Task directions
Copy the data below line for line, with nothing changed, and leave the pictures out of your copy.

+ + + +

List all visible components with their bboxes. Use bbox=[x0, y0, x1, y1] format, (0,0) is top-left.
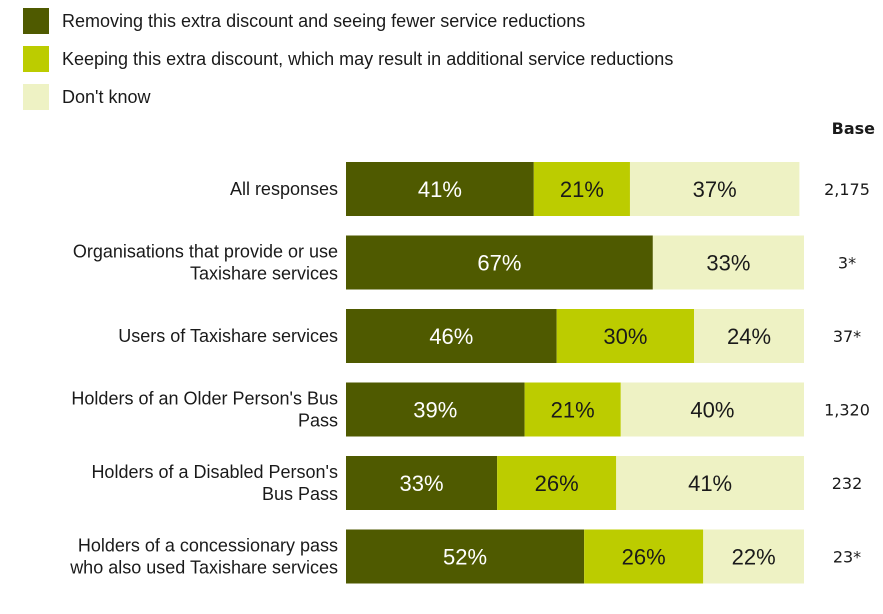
bar-segment bbox=[346, 162, 534, 216]
data-label: 24% bbox=[727, 324, 771, 349]
category-label-line: Holders of a Disabled Person's bbox=[91, 462, 338, 482]
legend-label: Keeping this extra discount, which may r… bbox=[62, 49, 673, 69]
data-label: 21% bbox=[551, 398, 595, 423]
category-label-line: Pass bbox=[298, 411, 338, 431]
data-label: 26% bbox=[535, 471, 579, 496]
bar-segment bbox=[346, 382, 525, 437]
base-value: 23* bbox=[833, 548, 861, 567]
base-value: 37* bbox=[833, 327, 861, 346]
bars: 41% 21% 37% 67% 33% 46% 30% 24% 39% 21% 40% 33% 26% 4… bbox=[346, 162, 804, 584]
category-label-line: Organisations that provide or use bbox=[73, 242, 338, 262]
bar-segment bbox=[584, 529, 704, 584]
bar-segment bbox=[533, 162, 630, 216]
bar-segment bbox=[652, 235, 804, 290]
bar-segment bbox=[556, 309, 695, 363]
data-label: 22% bbox=[732, 545, 776, 570]
category-label: Holders of an Older Person's Bus Pass bbox=[71, 389, 338, 431]
legend-swatch bbox=[23, 8, 49, 34]
bar-segment bbox=[620, 382, 804, 437]
data-label: 67% bbox=[477, 251, 521, 276]
bar-segment bbox=[694, 309, 804, 363]
legend-swatch bbox=[23, 84, 49, 110]
data-label: 41% bbox=[418, 177, 462, 202]
category-label-line: who also used Taxishare services bbox=[69, 558, 338, 578]
bar-segment bbox=[346, 235, 653, 290]
bar-segment bbox=[346, 456, 498, 510]
legend-label: Don't know bbox=[62, 87, 151, 107]
data-label: 30% bbox=[603, 324, 647, 349]
base-value: 232 bbox=[832, 474, 863, 493]
data-label: 39% bbox=[413, 398, 457, 423]
bar-segment bbox=[497, 456, 617, 510]
data-label: 52% bbox=[443, 545, 487, 570]
bar-segment bbox=[524, 382, 621, 437]
data-label: 40% bbox=[690, 398, 734, 423]
data-label: 33% bbox=[706, 251, 750, 276]
category-label: Users of Taxishare services bbox=[118, 326, 338, 346]
category-labels: All responses Organisations that provide … bbox=[69, 179, 338, 578]
bar-segment bbox=[616, 456, 804, 510]
base-value: 2,175 bbox=[824, 180, 870, 199]
category-label-line: Bus Pass bbox=[262, 484, 338, 504]
data-label: 37% bbox=[693, 177, 737, 202]
base-header: Base bbox=[832, 119, 876, 138]
category-label: Holders of a Disabled Person's Bus Pass bbox=[91, 462, 338, 504]
bar-segment bbox=[346, 309, 557, 363]
data-label: 33% bbox=[400, 471, 444, 496]
data-label: 26% bbox=[622, 545, 666, 570]
legend-label: Removing this extra discount and seeing … bbox=[62, 11, 585, 31]
category-label: Holders of a concessionary pass who also … bbox=[69, 536, 338, 578]
category-label-line: All responses bbox=[230, 179, 338, 199]
category-label: Organisations that provide or use Taxisha… bbox=[73, 242, 338, 284]
base-values: 2,175 3* 37* 1,320 232 23* bbox=[824, 180, 870, 567]
bar-segment bbox=[703, 529, 804, 584]
legend: Removing this extra discount and seeing … bbox=[23, 8, 673, 110]
category-label-line: Holders of a concessionary pass bbox=[78, 536, 338, 556]
base-value: 3* bbox=[838, 254, 856, 273]
data-label: 41% bbox=[688, 471, 732, 496]
category-label-line: Users of Taxishare services bbox=[118, 326, 338, 346]
data-label: 21% bbox=[560, 177, 604, 202]
legend-swatch bbox=[23, 46, 49, 72]
base-value: 1,320 bbox=[824, 401, 870, 420]
data-label: 46% bbox=[429, 324, 473, 349]
category-label-line: Taxishare services bbox=[190, 264, 338, 284]
bar-segment bbox=[346, 529, 585, 584]
bar-segment bbox=[629, 162, 800, 216]
category-label: All responses bbox=[230, 179, 338, 199]
category-label-line: Holders of an Older Person's Bus bbox=[71, 389, 338, 409]
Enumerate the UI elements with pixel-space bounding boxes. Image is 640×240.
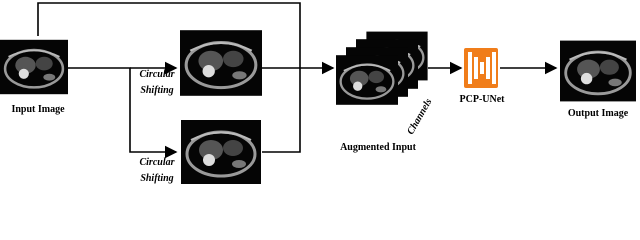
diagram: Input Image Circular Shifting Circular S… xyxy=(0,2,636,184)
shifted-image xyxy=(180,120,262,184)
augmented-stack xyxy=(336,29,428,107)
label: Output Image xyxy=(568,108,629,119)
label: Input Image xyxy=(11,104,65,115)
input-image xyxy=(0,38,68,96)
label: Circular xyxy=(139,69,174,80)
label: PCP-UNet xyxy=(460,94,506,105)
label: Circular xyxy=(139,157,174,168)
network-icon xyxy=(464,48,498,88)
bypass-line xyxy=(37,2,301,68)
branch-line xyxy=(68,67,178,159)
axis-label: Channels xyxy=(405,97,434,137)
label: Augmented Input xyxy=(340,142,417,153)
merge-line xyxy=(262,68,301,153)
shifted-image xyxy=(180,30,262,96)
label: Shifting xyxy=(140,85,173,96)
label: Shifting xyxy=(140,173,173,184)
output-image xyxy=(560,40,636,102)
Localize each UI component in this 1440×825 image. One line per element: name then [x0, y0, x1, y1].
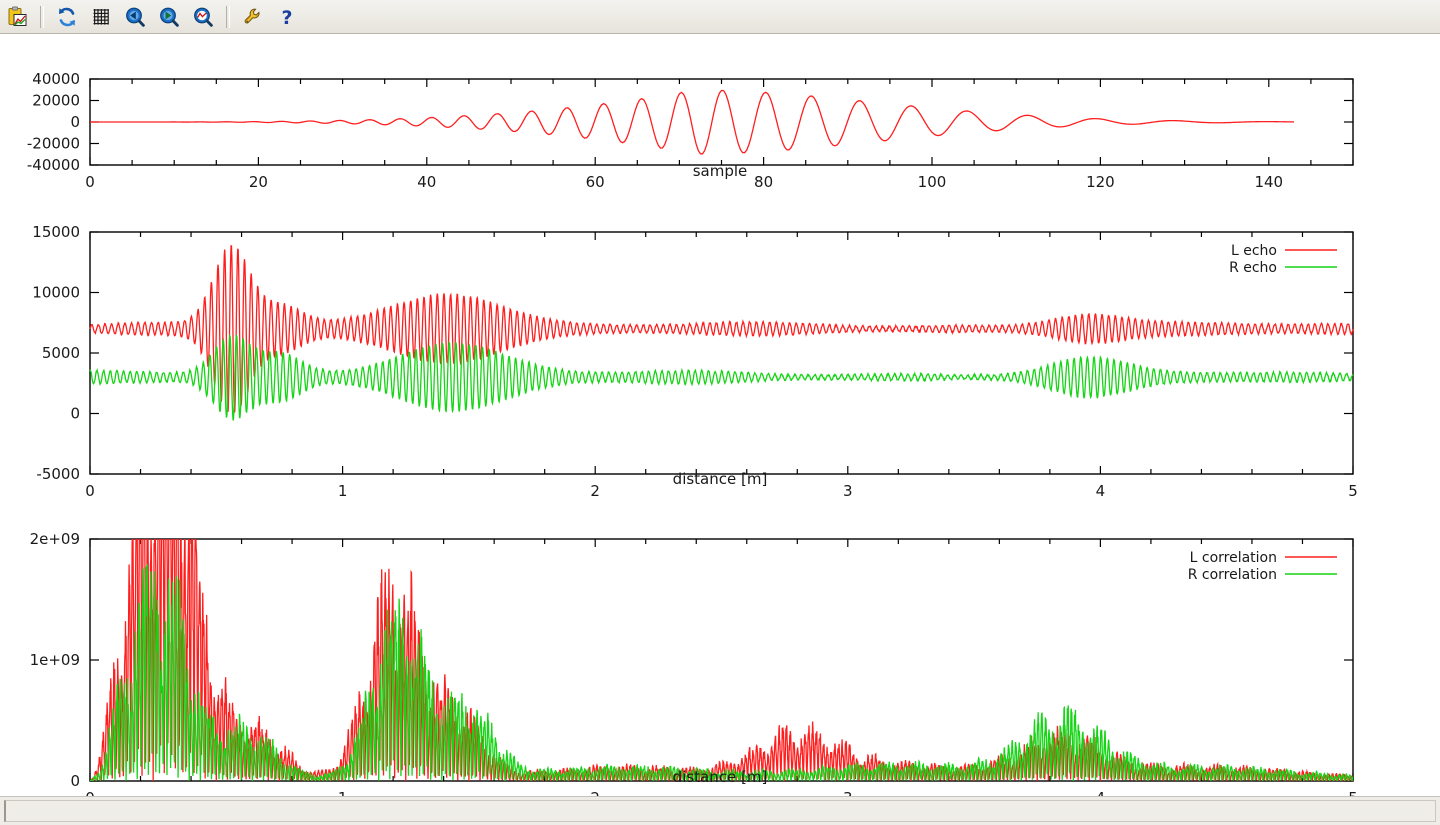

+ + + +

Result
List all visible components with their bboxes. Use bbox=[x0, y0, x1, y1] format, (0,0) is top-left.
bar-segment bbox=[346, 162, 534, 216]
data-label: 24% bbox=[727, 324, 771, 349]
category-label-line: Holders of a Disabled Person's bbox=[91, 462, 338, 482]
legend-label: Keeping this extra discount, which may r… bbox=[62, 49, 673, 69]
data-label: 21% bbox=[551, 398, 595, 423]
category-label-line: Pass bbox=[298, 411, 338, 431]
data-label: 26% bbox=[535, 471, 579, 496]
bar-segment bbox=[346, 382, 525, 437]
base-value: 23* bbox=[833, 548, 861, 567]
base-value: 37* bbox=[833, 327, 861, 346]
bars: 41% 21% 37% 67% 33% 46% 30% 24% 39% 21% 40% 33% 26% 4… bbox=[346, 162, 804, 584]
category-label-line: Organisations that provide or use bbox=[73, 242, 338, 262]
bar-segment bbox=[584, 529, 704, 584]
bar-segment bbox=[533, 162, 630, 216]
bar-segment bbox=[652, 235, 804, 290]
bar-segment bbox=[556, 309, 695, 363]
data-label: 22% bbox=[732, 545, 776, 570]
category-label: Holders of an Older Person's Bus Pass bbox=[71, 389, 338, 431]
legend-swatch bbox=[23, 8, 49, 34]
bar-segment bbox=[620, 382, 804, 437]
data-label: 67% bbox=[477, 251, 521, 276]
bar-segment bbox=[694, 309, 804, 363]
legend-swatch bbox=[23, 84, 49, 110]
data-label: 41% bbox=[418, 177, 462, 202]
category-label-line: who also used Taxishare services bbox=[69, 558, 338, 578]
bar-segment bbox=[346, 235, 653, 290]
bar-segment bbox=[346, 456, 498, 510]
legend-label: Don't know bbox=[62, 87, 151, 107]
data-label: 30% bbox=[603, 324, 647, 349]
base-value: 232 bbox=[832, 474, 863, 493]
data-label: 39% bbox=[413, 398, 457, 423]
bar-segment bbox=[497, 456, 617, 510]
data-label: 52% bbox=[443, 545, 487, 570]
bar-segment bbox=[524, 382, 621, 437]
data-label: 40% bbox=[690, 398, 734, 423]
data-label: 33% bbox=[706, 251, 750, 276]
category-label: Users of Taxishare services bbox=[118, 326, 338, 346]
category-labels: All responses Organisations that provide … bbox=[69, 179, 338, 578]
bar-segment bbox=[616, 456, 804, 510]
base-value: 2,175 bbox=[824, 180, 870, 199]
category-label-line: Bus Pass bbox=[262, 484, 338, 504]
data-label: 37% bbox=[693, 177, 737, 202]
base-header: Base bbox=[832, 119, 876, 138]
category-label: Holders of a Disabled Person's Bus Pass bbox=[91, 462, 338, 504]
bar-segment bbox=[346, 309, 557, 363]
data-label: 33% bbox=[400, 471, 444, 496]
data-label: 26% bbox=[622, 545, 666, 570]
legend-label: Removing this extra discount and seeing … bbox=[62, 11, 585, 31]
category-label: Holders of a concessionary pass who also … bbox=[69, 536, 338, 578]
category-label-line: All responses bbox=[230, 179, 338, 199]
category-label: Organisations that provide or use Taxisha… bbox=[73, 242, 338, 284]
base-values: 2,175 3* 37* 1,320 232 23* bbox=[824, 180, 870, 567]
bar-segment bbox=[703, 529, 804, 584]
legend: Removing this extra discount and seeing … bbox=[23, 8, 673, 110]
category-label-line: Holders of a concessionary pass bbox=[78, 536, 338, 556]
base-value: 3* bbox=[838, 254, 856, 273]
data-label: 41% bbox=[688, 471, 732, 496]
category-label-line: Users of Taxishare services bbox=[118, 326, 338, 346]
data-label: 21% bbox=[560, 177, 604, 202]
legend-swatch bbox=[23, 46, 49, 72]
base-value: 1,320 bbox=[824, 401, 870, 420]
data-label: 46% bbox=[429, 324, 473, 349]
category-label-line: Taxishare services bbox=[190, 264, 338, 284]
bar-segment bbox=[346, 529, 585, 584]
bar-segment bbox=[629, 162, 800, 216]
category-label: All responses bbox=[230, 179, 338, 199]
category-label-line: Holders of an Older Person's Bus bbox=[71, 389, 338, 409]
Enumerate the UI elements with pixel-space bounding boxes. Image is 640×240.
diagram: Input Image Circular Shifting Circular S… xyxy=(0,2,636,184)
shifted-image xyxy=(180,120,262,184)
augmented-stack xyxy=(336,29,428,107)
label: Output Image xyxy=(568,108,629,119)
label: Input Image xyxy=(11,104,65,115)
input-image xyxy=(0,38,68,96)
label: Circular xyxy=(139,69,174,80)
label: PCP-UNet xyxy=(460,94,506,105)
label: Circular xyxy=(139,157,174,168)
network-icon xyxy=(464,48,498,88)
bypass-line xyxy=(37,2,301,68)
branch-line xyxy=(68,67,178,159)
axis-label: Channels xyxy=(405,97,434,137)
label: Augmented Input xyxy=(340,142,417,153)
merge-line xyxy=(262,68,301,153)
shifted-image xyxy=(180,30,262,96)
label: Shifting xyxy=(140,85,173,96)
label: Shifting xyxy=(140,173,173,184)
output-image xyxy=(560,40,636,102)
Localize each UI component in this 1440×825 image. One line per element: name then [x0, y0, x1, y1].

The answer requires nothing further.